GIVEN INFORMATION>
————————

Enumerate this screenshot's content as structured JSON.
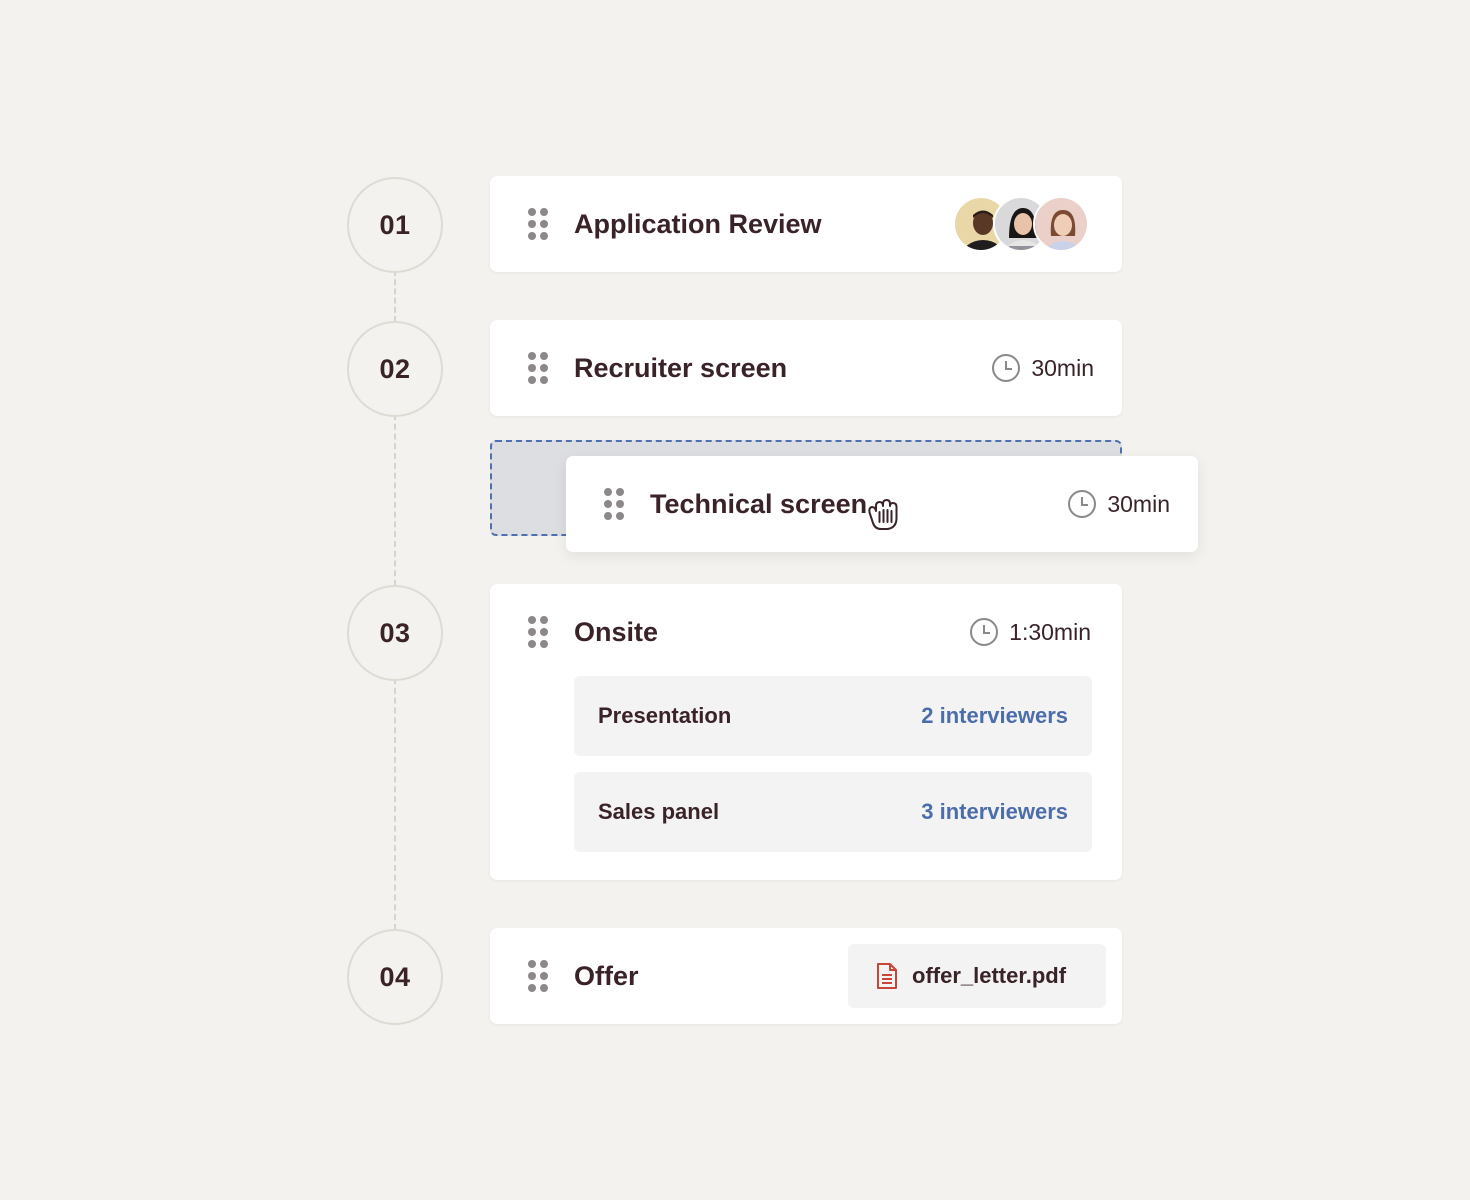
{
  "steps": [
    {
      "number": "01",
      "title": "Application Review",
      "avatars": [
        "Interviewer 1",
        "Interviewer 2",
        "Interviewer 3"
      ]
    },
    {
      "number": "02",
      "title": "Recruiter screen",
      "duration": "30min"
    },
    {
      "number": "03",
      "title": "Onsite",
      "duration": "1:30min",
      "sessions": [
        {
          "label": "Presentation",
          "interviewers": "2 interviewers"
        },
        {
          "label": "Sales panel",
          "interviewers": "3 interviewers"
        }
      ]
    },
    {
      "number": "04",
      "title": "Offer",
      "attachment": "offer_letter.pdf"
    }
  ],
  "dragging": {
    "title": "Technical screen",
    "duration": "30min"
  },
  "icons": {
    "drag": "drag-handle-icon",
    "clock": "clock-icon",
    "file": "pdf-file-icon",
    "cursor": "grab-hand-cursor-icon"
  },
  "colors": {
    "background": "#f4f2ee",
    "text": "#3a2328",
    "link": "#4c6dab",
    "drop_border": "#4f6fb0",
    "pdf": "#c8453a"
  }
}
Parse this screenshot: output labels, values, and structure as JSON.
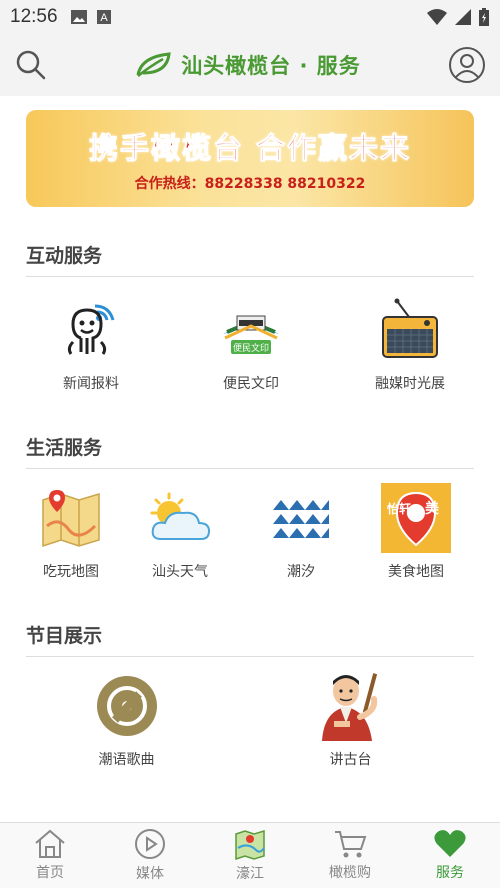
{
  "status_bar": {
    "time": "12:56"
  },
  "app_bar": {
    "title": "汕头橄榄台 · 服务",
    "brand_color": "#4a9a34"
  },
  "banner": {
    "headline": "携手橄榄台 合作赢未来",
    "hotline": "合作热线：88228338 88210322"
  },
  "sections": [
    {
      "title": "互动服务",
      "items": [
        {
          "label": "新闻报料",
          "icon": "robot-broadcast-icon"
        },
        {
          "label": "便民文印",
          "icon": "printer-icon"
        },
        {
          "label": "融媒时光展",
          "icon": "radio-icon"
        }
      ]
    },
    {
      "title": "生活服务",
      "items": [
        {
          "label": "吃玩地图",
          "icon": "map-icon"
        },
        {
          "label": "汕头天气",
          "icon": "weather-icon"
        },
        {
          "label": "潮汐",
          "icon": "waves-icon"
        },
        {
          "label": "美食地图",
          "icon": "food-map-icon"
        }
      ]
    },
    {
      "title": "节目展示",
      "items": [
        {
          "label": "潮语歌曲",
          "icon": "vinyl-icon"
        },
        {
          "label": "讲古台",
          "icon": "storyteller-icon"
        }
      ]
    }
  ],
  "bottom_nav": [
    {
      "label": "首页",
      "icon": "home-icon"
    },
    {
      "label": "媒体",
      "icon": "play-icon"
    },
    {
      "label": "濠江",
      "icon": "map-icon"
    },
    {
      "label": "橄榄购",
      "icon": "cart-icon"
    },
    {
      "label": "服务",
      "icon": "heart-icon",
      "active": true
    }
  ],
  "accent_color": "#3c9a3a"
}
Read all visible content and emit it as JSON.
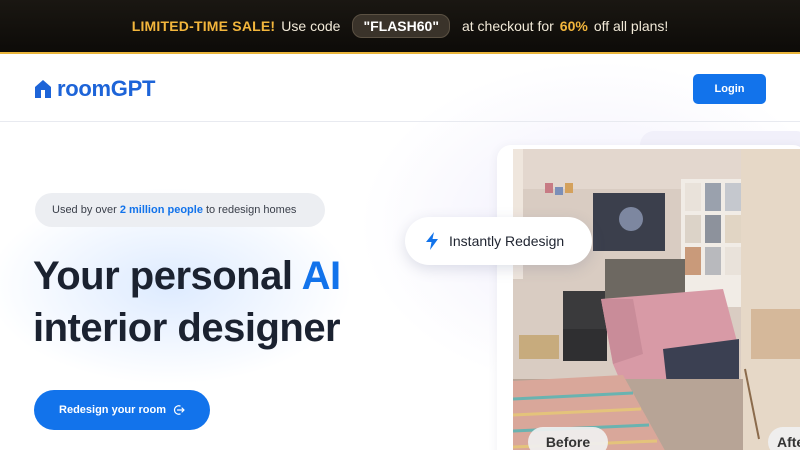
{
  "promo": {
    "sale_label": "LIMITED-TIME SALE!",
    "text_before_code": "Use code",
    "code": "\"FLASH60\"",
    "text_after_code": "at checkout for",
    "percent": "60%",
    "text_end": "off all plans!"
  },
  "header": {
    "logo_text": "roomGPT",
    "logo_icon": "house-icon",
    "login_label": "Login"
  },
  "hero": {
    "usedby_prefix": "Used by over",
    "usedby_highlight": "2 million people",
    "usedby_suffix": "to redesign homes",
    "headline_part1": "Your personal",
    "headline_ai": "AI",
    "headline_part2": "interior designer",
    "cta_label": "Redesign your room",
    "cta_icon": "arrow-right-circle-icon"
  },
  "preview": {
    "chip_label": "Instantly Redesign",
    "chip_icon": "lightning-bolt-icon",
    "before_label": "Before",
    "after_label": "After"
  },
  "colors": {
    "accent": "#1273eb",
    "promo_gold": "#f3b63c",
    "promo_bg": "#0d0b08",
    "heading": "#1b2230"
  }
}
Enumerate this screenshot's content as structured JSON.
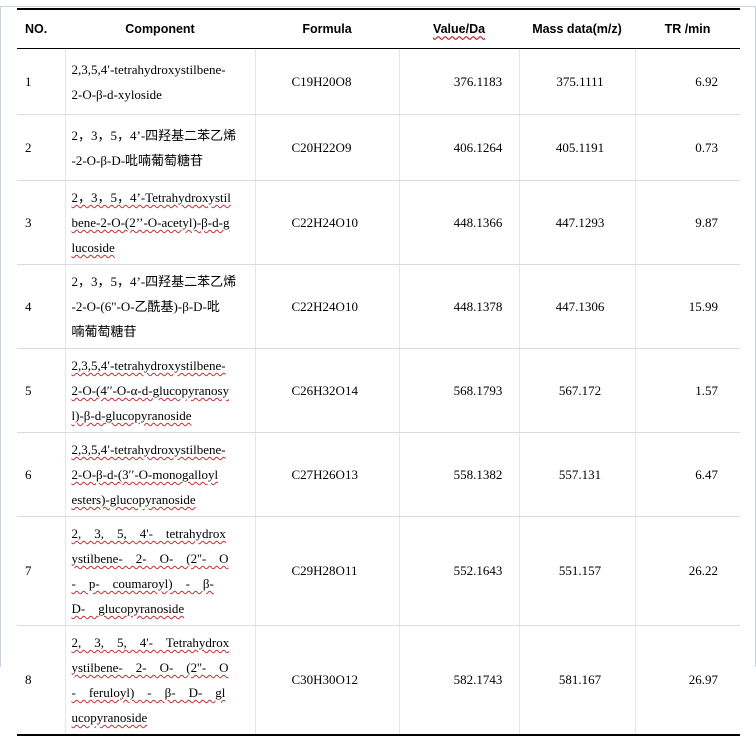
{
  "header": {
    "no": "NO.",
    "component": "Component",
    "formula": "Formula",
    "value": "Value/Da",
    "mass": "Mass data(m/z)",
    "tr": "TR /min"
  },
  "rows": [
    {
      "no": "1",
      "component": [
        "2,3,5,4′-tetrahydroxystilbene-",
        "2-O-β-d-xyloside"
      ],
      "formula": "C19H20O8",
      "value": "376.1183",
      "mass": "375.1111",
      "tr": "6.92"
    },
    {
      "no": "2",
      "component": [
        "2，3，5，4’-四羟基二苯乙烯",
        "-2-O-β-D-吡喃葡萄糖苷"
      ],
      "formula": "C20H22O9",
      "value": "406.1264",
      "mass": "405.1191",
      "tr": "0.73"
    },
    {
      "no": "3",
      "component": [
        "2，3，5，4’-Tetrahydroxystil",
        "bene-2-O-(2’’-O-acetyl)-β-d-g",
        "lucoside"
      ],
      "formula": "C22H24O10",
      "value": "448.1366",
      "mass": "447.1293",
      "tr": "9.87"
    },
    {
      "no": "4",
      "component": [
        "2，3，5，4’-四羟基二苯乙烯",
        "-2-O-(6\"-O-乙酰基)-β-D-吡",
        "喃葡萄糖苷"
      ],
      "formula": "C22H24O10",
      "value": "448.1378",
      "mass": "447.1306",
      "tr": "15.99"
    },
    {
      "no": "5",
      "component": [
        "2,3,5,4′-tetrahydroxystilbene-",
        "2-O-(4′′-O-α-d-glucopyranosy",
        "l)-β-d-glucopyranoside"
      ],
      "formula": "C26H32O14",
      "value": "568.1793",
      "mass": "567.172",
      "tr": "1.57"
    },
    {
      "no": "6",
      "component": [
        "2,3,5,4′-tetrahydroxystilbene-",
        "2-O-β-d-(3′′-O-monogalloyl",
        "esters)-glucopyranoside"
      ],
      "formula": "C27H26O13",
      "value": "558.1382",
      "mass": "557.131",
      "tr": "6.47"
    },
    {
      "no": "7",
      "component": [
        "2,　3,　5,　4'-　tetrahydrox",
        "ystilbene-　2-　O-　(2''-　O",
        "-　p-　coumaroyl)　-　β-",
        "D-　glucopyranoside"
      ],
      "formula": "C29H28O11",
      "value": "552.1643",
      "mass": "551.157",
      "tr": "26.22"
    },
    {
      "no": "8",
      "component": [
        "2,　3,　5,　4'-　Tetrahydrox",
        "ystilbene-　2-　O-　(2''-　O",
        "-　feruloyl)　-　β-　D-　gl",
        "ucopyranoside"
      ],
      "formula": "C30H30O12",
      "value": "582.1743",
      "mass": "581.167",
      "tr": "26.97"
    }
  ]
}
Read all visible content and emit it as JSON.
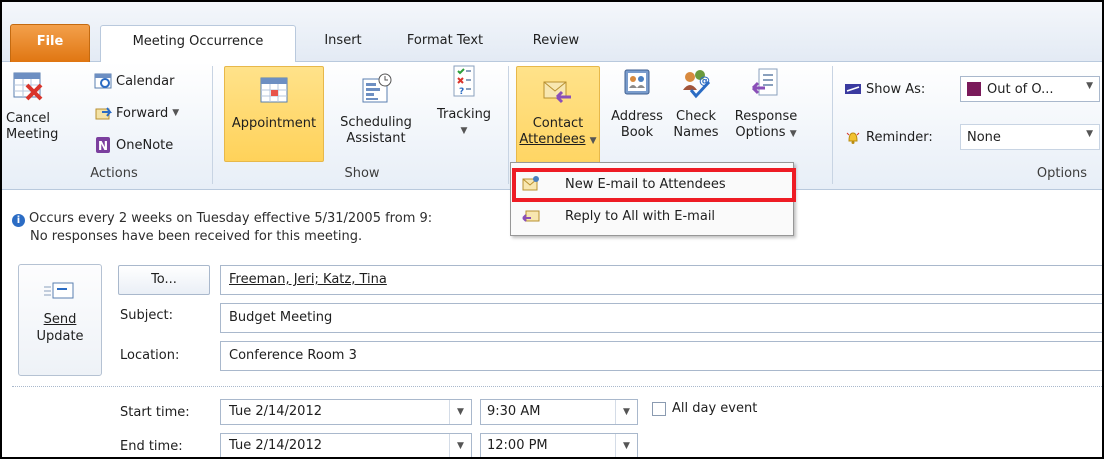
{
  "tabs": {
    "file": "File",
    "meeting_occurrence": "Meeting Occurrence",
    "insert": "Insert",
    "format_text": "Format Text",
    "review": "Review"
  },
  "ribbon": {
    "actions": {
      "label": "Actions",
      "cancel_line1": "Cancel",
      "cancel_line2": "Meeting",
      "calendar": "Calendar",
      "forward": "Forward",
      "onenote": "OneNote"
    },
    "show": {
      "label": "Show",
      "appointment": "Appointment",
      "scheduling_line1": "Scheduling",
      "scheduling_line2": "Assistant",
      "tracking": "Tracking"
    },
    "attendees": {
      "contact_line1": "Contact",
      "contact_line2": "Attendees",
      "address_line1": "Address",
      "address_line2": "Book",
      "check_line1": "Check",
      "check_line2": "Names",
      "response_line1": "Response",
      "response_line2": "Options"
    },
    "options": {
      "label": "Options",
      "show_as_label": "Show As:",
      "show_as_value": "Out of O...",
      "reminder_label": "Reminder:",
      "reminder_value": "None"
    }
  },
  "dropdown": {
    "new_email": "New E-mail to Attendees",
    "reply_all": "Reply to All with E-mail"
  },
  "info": {
    "line1": "Occurs every 2 weeks on Tuesday effective 5/31/2005 from 9:",
    "line2": "No responses have been received for this meeting."
  },
  "form": {
    "send_line1": "Send",
    "send_line2": "Update",
    "to_button": "To...",
    "to_value": "Freeman, Jeri; Katz, Tina",
    "subject_label": "Subject:",
    "subject_value": "Budget Meeting",
    "location_label": "Location:",
    "location_value": "Conference Room 3",
    "start_label": "Start time:",
    "start_date": "Tue 2/14/2012",
    "start_time": "9:30 AM",
    "end_label": "End time:",
    "end_date": "Tue 2/14/2012",
    "end_time": "12:00 PM",
    "all_day": "All day event"
  },
  "colors": {
    "file_tab": "#e07612",
    "highlight_button": "#ffd25a",
    "callout_red": "#ee1c24",
    "show_as_swatch": "#7a1a5a"
  }
}
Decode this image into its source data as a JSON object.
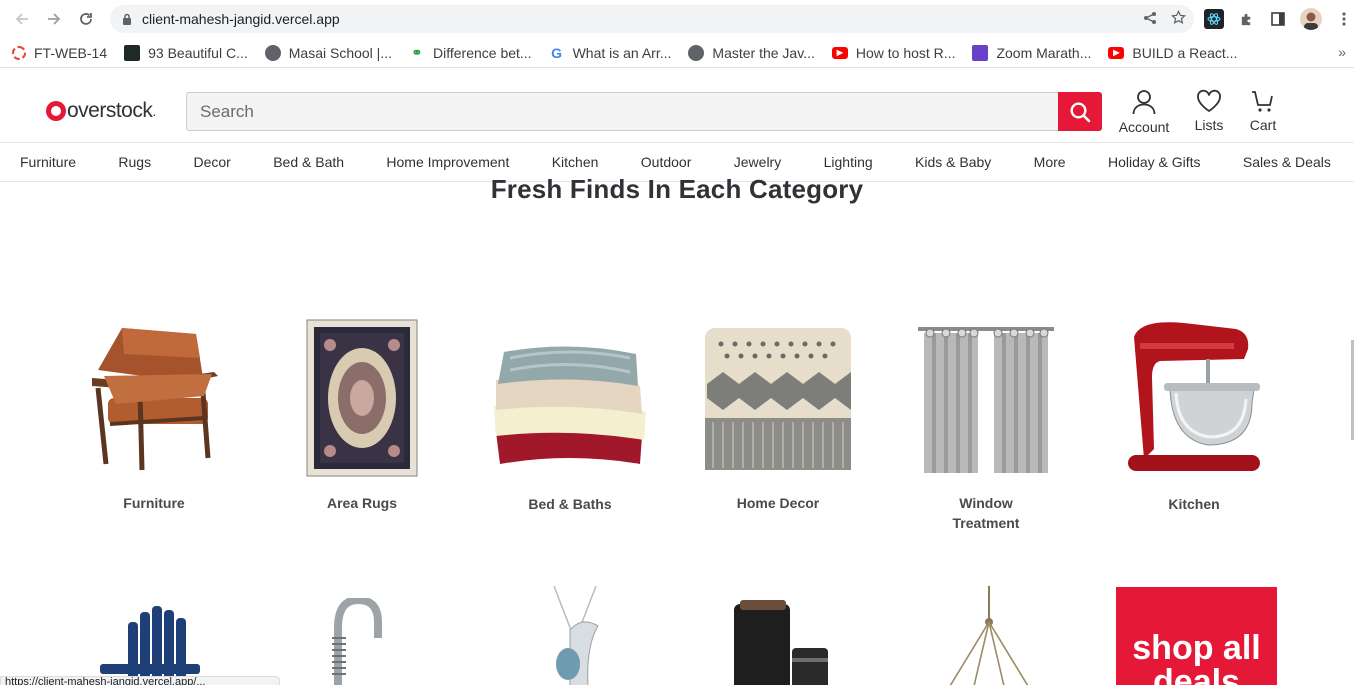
{
  "browser": {
    "url": "client-mahesh-jangid.vercel.app",
    "bookmarks": [
      {
        "label": "FT-WEB-14",
        "color": "#e94235"
      },
      {
        "label": "93 Beautiful C...",
        "color": "#1f2a24"
      },
      {
        "label": "Masai School |...",
        "color": "#5f6368"
      },
      {
        "label": "Difference bet...",
        "color": "#2e9e47"
      },
      {
        "label": "What is an Arr...",
        "color": "#4285f4"
      },
      {
        "label": "Master the Jav...",
        "color": "#5f6368"
      },
      {
        "label": "How to host R...",
        "color": "#ff0000"
      },
      {
        "label": "Zoom Marath...",
        "color": "#6a3fc9"
      },
      {
        "label": "BUILD a React...",
        "color": "#ff0000"
      }
    ],
    "more": "»",
    "status_url": "https://client-mahesh-jangid.vercel.app/..."
  },
  "header": {
    "logo": "overstock",
    "search_placeholder": "Search",
    "actions": [
      {
        "label": "Account",
        "icon": "user-icon"
      },
      {
        "label": "Lists",
        "icon": "heart-icon"
      },
      {
        "label": "Cart",
        "icon": "cart-icon"
      }
    ]
  },
  "nav": [
    "Furniture",
    "Rugs",
    "Decor",
    "Bed & Bath",
    "Home Improvement",
    "Kitchen",
    "Outdoor",
    "Jewelry",
    "Lighting",
    "Kids & Baby",
    "More",
    "Holiday & Gifts",
    "Sales & Deals"
  ],
  "main": {
    "title": "Fresh Finds In Each Category",
    "categories": [
      {
        "label": "Furniture"
      },
      {
        "label": "Area Rugs"
      },
      {
        "label": "Bed & Baths"
      },
      {
        "label": "Home Decor"
      },
      {
        "label": "Window\nTreatment"
      },
      {
        "label": "Kitchen"
      }
    ],
    "deals_tile": "shop all deals"
  },
  "colors": {
    "brand": "#e51937",
    "text": "#2f3337"
  }
}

————————

WRITTEN REQUEST> Copy each line from the data above that includes "mass".

WORKED ANSWER>
    "mass": "Mass data(m/z)",
      "mass": "375.1111",
      "mass": "405.1191",
      "mass": "447.1293",
      "mass": "447.1306",
      "mass": "567.172",
      "mass": "557.131",
      "mass": "551.157",
      "mass": "581.167",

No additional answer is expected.